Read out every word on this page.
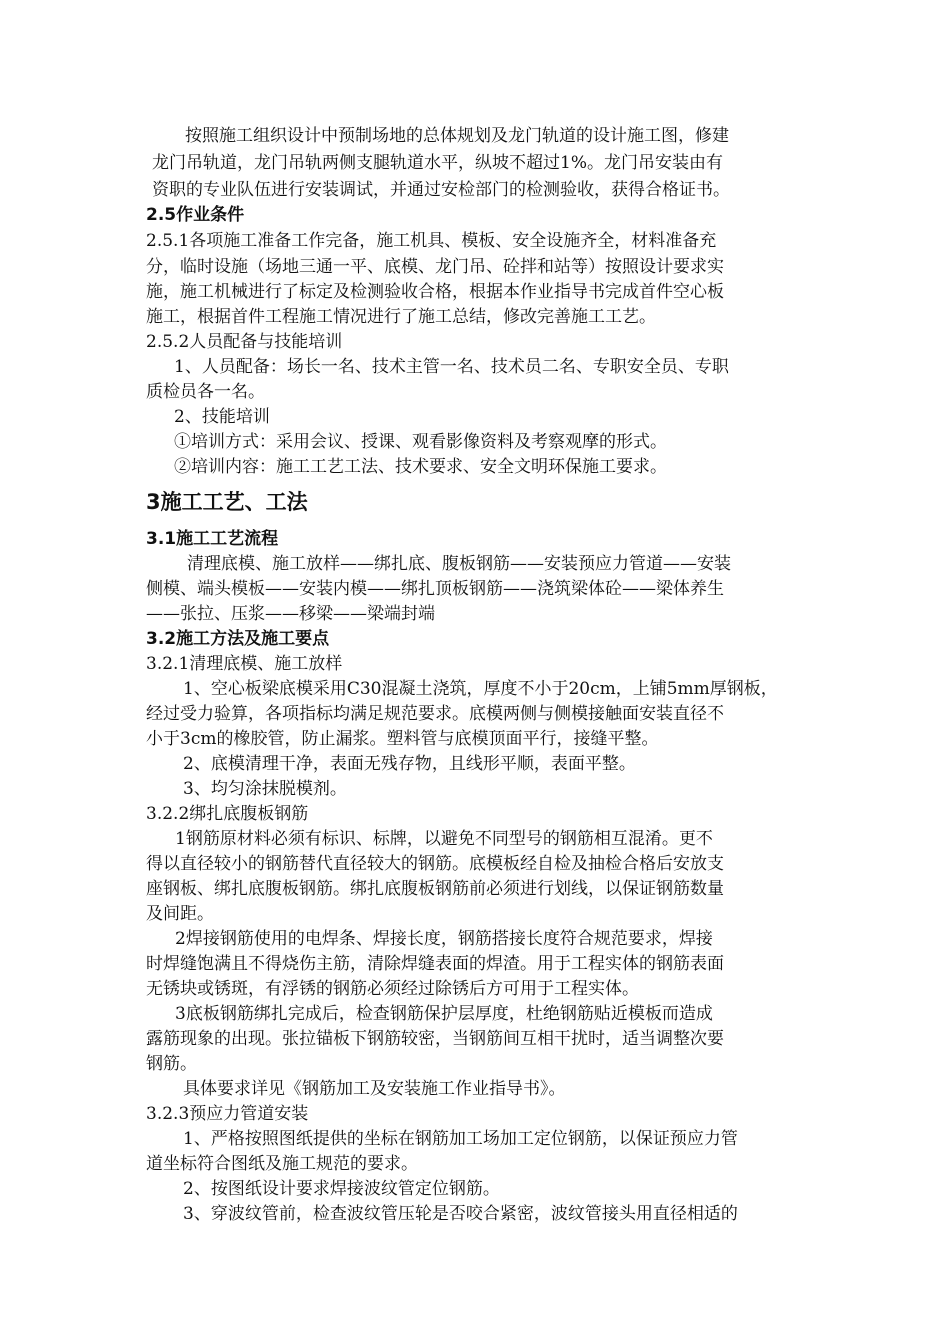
按照施工组织设计中预制场地的总体规划及龙门轨道的设计施工图，修建
龙门吊轨道，龙门吊轨两侧支腿轨道水平，纵坡不超过1%。龙门吊安装由有
资职的专业队伍进行安装调试，并通过安检部门的检测验收，获得合格证书。
2.5作业条件
2.5.1各项施工准备工作完备，施工机具、模板、安全设施齐全，材料准备充
分，临时设施（场地三通一平、底模、龙门吊、砼拌和站等）按照设计要求实
施，施工机械进行了标定及检测验收合格，根据本作业指导书完成首件空心板
施工，根据首件工程施工情况进行了施工总结，修改完善施工工艺。
2.5.2人员配备与技能培训
1、人员配备：场长一名、技术主管一名、技术员二名、专职安全员、专职
质检员各一名。
2、技能培训
①培训方式：采用会议、授课、观看影像资料及考察观摩的形式。
②培训内容：施工工艺工法、技术要求、安全文明环保施工要求。
3施工工艺、工法
3.1施工工艺流程
清理底模、施工放样——绑扎底、腹板钢筋——安装预应力管道——安装
侧模、端头模板——安装内模——绑扎顶板钢筋——浇筑梁体砼——梁体养生
——张拉、压浆——移梁——梁端封端
3.2施工方法及施工要点
3.2.1清理底模、施工放样
1、空心板梁底模采用C30混凝土浇筑，厚度不小于20cm，上铺5mm厚钢板，
经过受力验算，各项指标均满足规范要求。底模两侧与侧模接触面安装直径不
小于3cm的橡胶管，防止漏浆。塑料管与底模顶面平行，接缝平整。
2、底模清理干净，表面无残存物，且线形平顺，表面平整。
3、均匀涂抹脱模剂。
3.2.2绑扎底腹板钢筋
1钢筋原材料必须有标识、标牌，以避免不同型号的钢筋相互混淆。更不
得以直径较小的钢筋替代直径较大的钢筋。底模板经自检及抽检合格后安放支
座钢板、绑扎底腹板钢筋。绑扎底腹板钢筋前必须进行划线，以保证钢筋数量
及间距。
2焊接钢筋使用的电焊条、焊接长度，钢筋搭接长度符合规范要求，焊接
时焊缝饱满且不得烧伤主筋，清除焊缝表面的焊渣。用于工程实体的钢筋表面
无锈块或锈斑，有浮锈的钢筋必须经过除锈后方可用于工程实体。
3底板钢筋绑扎完成后，检查钢筋保护层厚度，杜绝钢筋贴近模板而造成
露筋现象的出现。张拉锚板下钢筋较密，当钢筋间互相干扰时，适当调整次要
钢筋。
具体要求详见《钢筋加工及安装施工作业指导书》。
3.2.3预应力管道安装
1、严格按照图纸提供的坐标在钢筋加工场加工定位钢筋，以保证预应力管
道坐标符合图纸及施工规范的要求。
2、按图纸设计要求焊接波纹管定位钢筋。
3、穿波纹管前，检查波纹管压轮是否咬合紧密，波纹管接头用直径相适的
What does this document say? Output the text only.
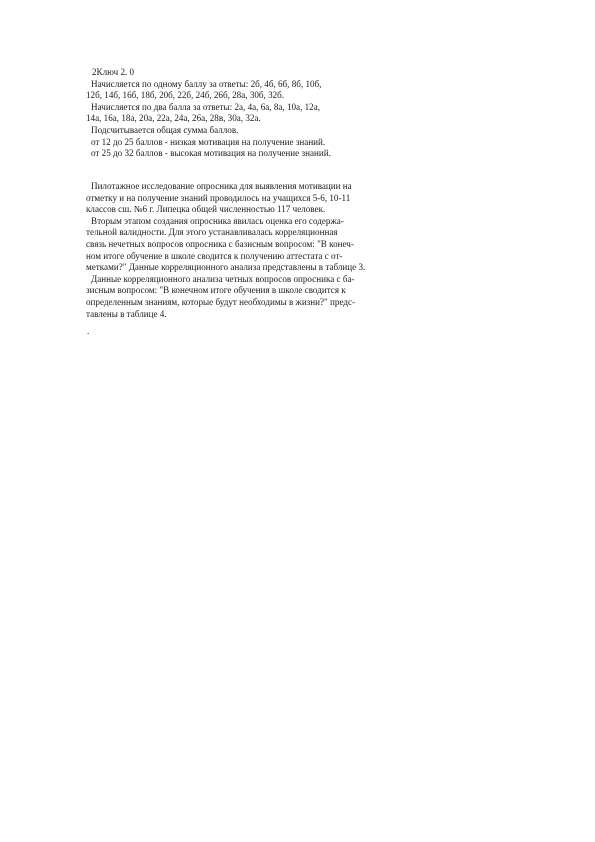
2Ключ 2. 0
Начисляется по одному баллу за ответы: 2б, 4б, 6б, 8б, 10б,
12б, 14б, 16б, 18б, 20б, 22б, 24б, 26б, 28а, 30б, 32б.
Начисляется по два балла за ответы: 2а, 4а, 6а, 8а, 10а, 12а,
14а, 16а, 18а, 20а, 22а, 24а, 26а, 28в, 30а, 32а.
Подсчитывается общая сумма баллов.
от 12 до 25 баллов - низкая мотивация на получение знаний.
от 25 до 32 баллов - высокая мотивация на получение знаний.
Пилотажное исследование опросника для выявления мотивации на
отметку и на получение знаний проводилось на учащихся 5-6, 10-11
классов сш. №6 г. Липецка общей численностью 117 человек.
Вторым этапом создания опросника явилась оценка его содержа-
тельной валидности. Для этого устанавливалась корреляционная
связь нечетных вопросов опросника с базисным вопросом: "В конеч-
ном итоге обучение в школе сводится к получению аттестата с от-
метками?" Данные корреляционного анализа представлены в таблице 3.
Данные корреляционного анализа четных вопросов опросника с ба-
зисным вопросом: "В конечном итоге обучения в школе сводится к
определенным знаниям, которые будут необходимы в жизни?" предс-
тавлены в таблице 4.
.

**Instructions for the task**
Look through the data above. Copy every line with the string "Начисляется" in it.

**Answer to this exercise**
Начисляется по одному баллу за ответы: 2б, 4б, 6б, 8б, 10б,
Начисляется по два балла за ответы: 2а, 4а, 6а, 8а, 10а, 12а,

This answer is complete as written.